■ Written exercise ■
Using the listing below, select the lines with the word "have" and copy them.

::: Recorded information

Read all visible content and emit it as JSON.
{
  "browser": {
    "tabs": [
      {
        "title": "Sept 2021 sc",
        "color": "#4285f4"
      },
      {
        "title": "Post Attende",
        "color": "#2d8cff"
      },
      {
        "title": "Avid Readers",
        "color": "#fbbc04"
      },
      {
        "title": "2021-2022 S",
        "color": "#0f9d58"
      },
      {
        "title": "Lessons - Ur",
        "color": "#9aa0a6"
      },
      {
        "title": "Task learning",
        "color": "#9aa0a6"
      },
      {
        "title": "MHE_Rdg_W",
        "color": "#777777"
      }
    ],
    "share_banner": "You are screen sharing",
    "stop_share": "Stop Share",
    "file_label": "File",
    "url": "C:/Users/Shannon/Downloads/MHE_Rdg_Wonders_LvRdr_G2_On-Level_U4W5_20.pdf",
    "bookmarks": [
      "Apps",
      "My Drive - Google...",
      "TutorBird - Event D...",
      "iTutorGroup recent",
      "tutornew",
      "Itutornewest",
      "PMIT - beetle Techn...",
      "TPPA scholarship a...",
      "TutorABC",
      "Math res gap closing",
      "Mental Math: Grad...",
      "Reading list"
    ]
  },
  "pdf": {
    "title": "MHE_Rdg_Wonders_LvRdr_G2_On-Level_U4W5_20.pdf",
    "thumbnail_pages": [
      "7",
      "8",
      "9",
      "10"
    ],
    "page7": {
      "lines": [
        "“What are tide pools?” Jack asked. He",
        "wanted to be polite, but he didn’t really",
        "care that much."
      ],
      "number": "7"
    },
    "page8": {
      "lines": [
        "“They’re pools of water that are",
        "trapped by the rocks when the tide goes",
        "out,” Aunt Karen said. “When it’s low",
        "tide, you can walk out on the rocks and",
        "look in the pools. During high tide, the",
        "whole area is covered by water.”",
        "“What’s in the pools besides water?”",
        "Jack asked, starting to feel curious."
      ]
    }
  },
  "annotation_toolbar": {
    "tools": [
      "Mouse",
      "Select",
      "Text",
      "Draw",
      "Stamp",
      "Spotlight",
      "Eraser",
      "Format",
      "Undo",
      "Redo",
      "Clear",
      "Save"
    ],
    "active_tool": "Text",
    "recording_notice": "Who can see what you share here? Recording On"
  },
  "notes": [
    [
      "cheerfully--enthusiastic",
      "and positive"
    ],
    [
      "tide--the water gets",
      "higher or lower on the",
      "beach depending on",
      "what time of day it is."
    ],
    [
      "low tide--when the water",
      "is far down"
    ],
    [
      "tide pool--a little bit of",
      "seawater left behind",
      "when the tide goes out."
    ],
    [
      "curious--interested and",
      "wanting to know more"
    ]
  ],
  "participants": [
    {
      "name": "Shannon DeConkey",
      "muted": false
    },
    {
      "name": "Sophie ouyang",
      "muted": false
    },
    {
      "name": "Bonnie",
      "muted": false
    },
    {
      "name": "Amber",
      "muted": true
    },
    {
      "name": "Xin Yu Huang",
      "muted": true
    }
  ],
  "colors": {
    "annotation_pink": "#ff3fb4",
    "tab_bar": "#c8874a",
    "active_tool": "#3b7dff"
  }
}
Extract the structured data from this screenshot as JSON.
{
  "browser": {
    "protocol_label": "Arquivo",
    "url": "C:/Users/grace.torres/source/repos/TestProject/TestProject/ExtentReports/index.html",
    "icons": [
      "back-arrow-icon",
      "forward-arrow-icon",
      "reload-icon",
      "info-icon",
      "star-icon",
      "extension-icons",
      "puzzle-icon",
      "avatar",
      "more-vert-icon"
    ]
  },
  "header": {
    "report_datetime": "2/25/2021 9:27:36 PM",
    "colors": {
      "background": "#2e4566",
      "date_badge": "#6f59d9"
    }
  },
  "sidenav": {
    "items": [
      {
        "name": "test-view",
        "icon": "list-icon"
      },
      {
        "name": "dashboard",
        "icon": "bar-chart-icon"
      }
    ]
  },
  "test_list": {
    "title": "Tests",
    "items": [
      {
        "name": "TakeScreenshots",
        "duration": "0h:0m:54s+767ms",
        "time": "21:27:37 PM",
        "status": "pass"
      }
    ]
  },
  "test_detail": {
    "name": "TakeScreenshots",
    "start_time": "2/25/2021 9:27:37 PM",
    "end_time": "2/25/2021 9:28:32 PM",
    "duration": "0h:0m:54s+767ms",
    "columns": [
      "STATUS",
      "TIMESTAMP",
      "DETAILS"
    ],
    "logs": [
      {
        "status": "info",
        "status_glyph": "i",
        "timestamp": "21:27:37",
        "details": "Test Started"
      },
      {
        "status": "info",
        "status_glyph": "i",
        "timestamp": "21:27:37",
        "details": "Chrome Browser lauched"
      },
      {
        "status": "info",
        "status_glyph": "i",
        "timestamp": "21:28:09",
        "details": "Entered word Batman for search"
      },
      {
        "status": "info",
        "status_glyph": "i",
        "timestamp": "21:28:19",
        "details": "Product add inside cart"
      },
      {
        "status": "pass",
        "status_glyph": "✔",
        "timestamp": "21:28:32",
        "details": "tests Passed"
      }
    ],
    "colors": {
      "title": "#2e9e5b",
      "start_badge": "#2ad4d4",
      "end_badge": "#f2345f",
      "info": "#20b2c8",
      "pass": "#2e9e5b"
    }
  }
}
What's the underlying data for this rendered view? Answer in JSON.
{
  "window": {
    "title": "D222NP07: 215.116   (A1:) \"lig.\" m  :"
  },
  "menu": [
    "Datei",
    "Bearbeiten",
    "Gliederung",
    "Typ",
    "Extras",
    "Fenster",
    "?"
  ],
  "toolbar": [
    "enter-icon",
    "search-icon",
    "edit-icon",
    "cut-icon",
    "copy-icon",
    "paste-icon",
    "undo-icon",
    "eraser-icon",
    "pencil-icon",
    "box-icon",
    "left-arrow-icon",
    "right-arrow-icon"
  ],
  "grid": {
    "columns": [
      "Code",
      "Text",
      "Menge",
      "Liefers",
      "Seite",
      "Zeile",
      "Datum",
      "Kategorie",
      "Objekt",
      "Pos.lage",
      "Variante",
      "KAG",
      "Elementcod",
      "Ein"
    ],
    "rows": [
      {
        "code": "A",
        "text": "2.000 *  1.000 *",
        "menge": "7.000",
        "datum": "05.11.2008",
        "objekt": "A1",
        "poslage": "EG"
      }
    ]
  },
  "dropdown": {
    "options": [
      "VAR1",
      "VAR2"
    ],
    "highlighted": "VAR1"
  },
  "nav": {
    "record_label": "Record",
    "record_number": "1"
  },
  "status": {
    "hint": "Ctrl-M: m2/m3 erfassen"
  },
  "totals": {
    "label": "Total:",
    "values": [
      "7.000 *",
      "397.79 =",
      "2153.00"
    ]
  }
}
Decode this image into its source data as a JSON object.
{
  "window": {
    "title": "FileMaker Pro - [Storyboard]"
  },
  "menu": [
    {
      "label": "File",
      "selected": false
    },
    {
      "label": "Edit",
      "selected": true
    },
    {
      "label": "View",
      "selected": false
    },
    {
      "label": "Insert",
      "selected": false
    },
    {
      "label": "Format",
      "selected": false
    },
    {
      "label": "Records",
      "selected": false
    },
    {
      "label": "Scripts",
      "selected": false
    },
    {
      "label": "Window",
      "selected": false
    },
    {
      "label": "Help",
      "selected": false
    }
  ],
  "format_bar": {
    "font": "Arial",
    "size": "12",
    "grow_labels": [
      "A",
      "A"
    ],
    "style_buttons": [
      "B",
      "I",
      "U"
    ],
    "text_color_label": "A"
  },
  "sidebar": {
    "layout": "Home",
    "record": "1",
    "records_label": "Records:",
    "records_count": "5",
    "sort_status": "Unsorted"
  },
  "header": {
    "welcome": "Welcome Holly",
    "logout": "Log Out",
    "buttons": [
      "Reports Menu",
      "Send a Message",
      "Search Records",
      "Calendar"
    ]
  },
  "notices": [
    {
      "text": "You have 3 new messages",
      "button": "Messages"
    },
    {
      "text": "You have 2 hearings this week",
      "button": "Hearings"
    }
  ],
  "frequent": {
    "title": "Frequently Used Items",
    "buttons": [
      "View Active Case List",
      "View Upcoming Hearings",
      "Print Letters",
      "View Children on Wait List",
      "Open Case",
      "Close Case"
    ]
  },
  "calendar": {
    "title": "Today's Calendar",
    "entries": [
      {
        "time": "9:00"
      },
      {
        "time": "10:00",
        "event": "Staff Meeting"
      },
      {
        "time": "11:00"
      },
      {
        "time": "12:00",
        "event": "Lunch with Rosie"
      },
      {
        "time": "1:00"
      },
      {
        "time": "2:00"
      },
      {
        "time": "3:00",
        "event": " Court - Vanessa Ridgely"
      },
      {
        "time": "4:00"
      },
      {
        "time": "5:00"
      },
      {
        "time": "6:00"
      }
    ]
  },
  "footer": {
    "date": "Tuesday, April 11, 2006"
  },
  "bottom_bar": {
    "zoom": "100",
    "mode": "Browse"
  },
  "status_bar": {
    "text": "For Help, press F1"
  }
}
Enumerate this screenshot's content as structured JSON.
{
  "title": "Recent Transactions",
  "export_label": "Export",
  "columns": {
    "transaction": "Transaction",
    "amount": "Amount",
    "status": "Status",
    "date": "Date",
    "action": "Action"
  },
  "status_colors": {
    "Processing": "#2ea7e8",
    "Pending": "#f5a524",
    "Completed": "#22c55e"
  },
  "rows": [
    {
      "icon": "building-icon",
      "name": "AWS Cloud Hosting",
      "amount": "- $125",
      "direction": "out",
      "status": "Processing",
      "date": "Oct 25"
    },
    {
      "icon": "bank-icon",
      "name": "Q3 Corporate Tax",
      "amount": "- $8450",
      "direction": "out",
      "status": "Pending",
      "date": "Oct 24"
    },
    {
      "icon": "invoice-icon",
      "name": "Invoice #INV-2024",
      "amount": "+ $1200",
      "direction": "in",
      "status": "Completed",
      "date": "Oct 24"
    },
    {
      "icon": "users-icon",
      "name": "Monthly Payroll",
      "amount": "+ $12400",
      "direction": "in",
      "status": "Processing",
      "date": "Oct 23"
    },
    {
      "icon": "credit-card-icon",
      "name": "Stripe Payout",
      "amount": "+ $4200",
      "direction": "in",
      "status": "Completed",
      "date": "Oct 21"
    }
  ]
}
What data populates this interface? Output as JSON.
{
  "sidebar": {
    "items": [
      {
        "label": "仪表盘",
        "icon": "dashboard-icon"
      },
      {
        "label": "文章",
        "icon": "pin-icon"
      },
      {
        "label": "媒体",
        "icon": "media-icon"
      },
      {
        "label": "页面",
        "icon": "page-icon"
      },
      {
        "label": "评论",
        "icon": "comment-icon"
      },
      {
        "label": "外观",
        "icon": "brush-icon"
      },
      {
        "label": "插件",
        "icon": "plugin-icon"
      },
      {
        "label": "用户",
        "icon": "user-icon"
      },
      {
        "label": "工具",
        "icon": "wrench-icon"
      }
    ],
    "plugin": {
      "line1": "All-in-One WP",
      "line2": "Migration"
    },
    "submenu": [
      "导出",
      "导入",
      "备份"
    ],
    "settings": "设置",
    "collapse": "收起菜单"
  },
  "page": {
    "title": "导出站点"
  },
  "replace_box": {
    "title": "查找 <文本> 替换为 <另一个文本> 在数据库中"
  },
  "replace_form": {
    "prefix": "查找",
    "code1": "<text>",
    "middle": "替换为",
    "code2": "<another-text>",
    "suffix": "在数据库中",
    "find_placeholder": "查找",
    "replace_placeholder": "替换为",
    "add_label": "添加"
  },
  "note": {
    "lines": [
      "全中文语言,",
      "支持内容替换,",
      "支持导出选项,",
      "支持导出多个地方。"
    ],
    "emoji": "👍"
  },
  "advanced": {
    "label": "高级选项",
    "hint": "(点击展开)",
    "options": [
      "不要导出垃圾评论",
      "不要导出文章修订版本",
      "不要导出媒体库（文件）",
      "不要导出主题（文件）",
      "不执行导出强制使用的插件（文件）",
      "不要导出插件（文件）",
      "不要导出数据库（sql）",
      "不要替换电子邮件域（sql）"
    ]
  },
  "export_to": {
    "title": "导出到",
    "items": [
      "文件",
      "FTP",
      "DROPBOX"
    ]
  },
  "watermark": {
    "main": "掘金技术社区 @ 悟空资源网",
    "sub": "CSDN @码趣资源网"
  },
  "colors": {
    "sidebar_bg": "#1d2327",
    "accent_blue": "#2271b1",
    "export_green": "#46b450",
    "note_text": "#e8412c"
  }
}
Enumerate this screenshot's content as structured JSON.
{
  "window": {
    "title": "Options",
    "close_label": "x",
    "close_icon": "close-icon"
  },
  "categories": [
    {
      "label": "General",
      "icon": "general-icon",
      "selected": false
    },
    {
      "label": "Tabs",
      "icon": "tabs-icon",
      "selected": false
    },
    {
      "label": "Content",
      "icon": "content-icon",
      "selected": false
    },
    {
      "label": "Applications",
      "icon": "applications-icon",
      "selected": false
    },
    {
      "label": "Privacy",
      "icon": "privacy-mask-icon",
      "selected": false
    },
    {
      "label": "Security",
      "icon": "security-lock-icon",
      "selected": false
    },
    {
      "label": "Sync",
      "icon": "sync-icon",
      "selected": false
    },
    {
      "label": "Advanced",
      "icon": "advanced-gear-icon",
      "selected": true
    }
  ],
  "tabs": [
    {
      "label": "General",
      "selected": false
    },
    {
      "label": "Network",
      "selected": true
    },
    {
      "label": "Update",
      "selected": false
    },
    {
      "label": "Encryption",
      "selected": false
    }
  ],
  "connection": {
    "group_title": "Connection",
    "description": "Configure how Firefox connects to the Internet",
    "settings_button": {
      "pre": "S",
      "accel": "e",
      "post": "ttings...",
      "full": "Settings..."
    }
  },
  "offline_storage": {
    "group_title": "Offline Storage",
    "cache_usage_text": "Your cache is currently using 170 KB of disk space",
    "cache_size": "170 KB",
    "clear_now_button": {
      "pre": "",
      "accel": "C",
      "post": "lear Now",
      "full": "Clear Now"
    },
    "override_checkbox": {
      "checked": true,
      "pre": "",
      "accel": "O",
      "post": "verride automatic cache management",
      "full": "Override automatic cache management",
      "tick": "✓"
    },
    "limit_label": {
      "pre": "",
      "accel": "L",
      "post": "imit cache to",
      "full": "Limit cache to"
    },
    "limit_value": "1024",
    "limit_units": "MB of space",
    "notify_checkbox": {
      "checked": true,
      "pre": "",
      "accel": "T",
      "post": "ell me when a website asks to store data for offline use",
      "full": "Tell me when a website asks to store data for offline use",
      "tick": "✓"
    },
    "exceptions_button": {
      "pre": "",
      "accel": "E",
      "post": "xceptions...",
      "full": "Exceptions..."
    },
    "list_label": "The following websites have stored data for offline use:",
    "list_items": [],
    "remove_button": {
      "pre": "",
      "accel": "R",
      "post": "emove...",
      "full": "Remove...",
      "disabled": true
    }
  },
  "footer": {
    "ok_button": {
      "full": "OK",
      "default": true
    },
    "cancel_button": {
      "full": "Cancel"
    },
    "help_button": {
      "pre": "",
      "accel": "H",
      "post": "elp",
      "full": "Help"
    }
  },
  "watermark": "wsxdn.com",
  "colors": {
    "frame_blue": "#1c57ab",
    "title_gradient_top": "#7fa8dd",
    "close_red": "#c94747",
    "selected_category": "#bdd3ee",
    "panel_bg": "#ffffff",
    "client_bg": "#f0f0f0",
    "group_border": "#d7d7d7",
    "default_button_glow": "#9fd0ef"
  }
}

::::::

■ Correct answer ■
      "text": "You have 3 new messages",
      "text": "You have 2 hearings this week",
    "list_label": "The following websites have stored data for offline use:",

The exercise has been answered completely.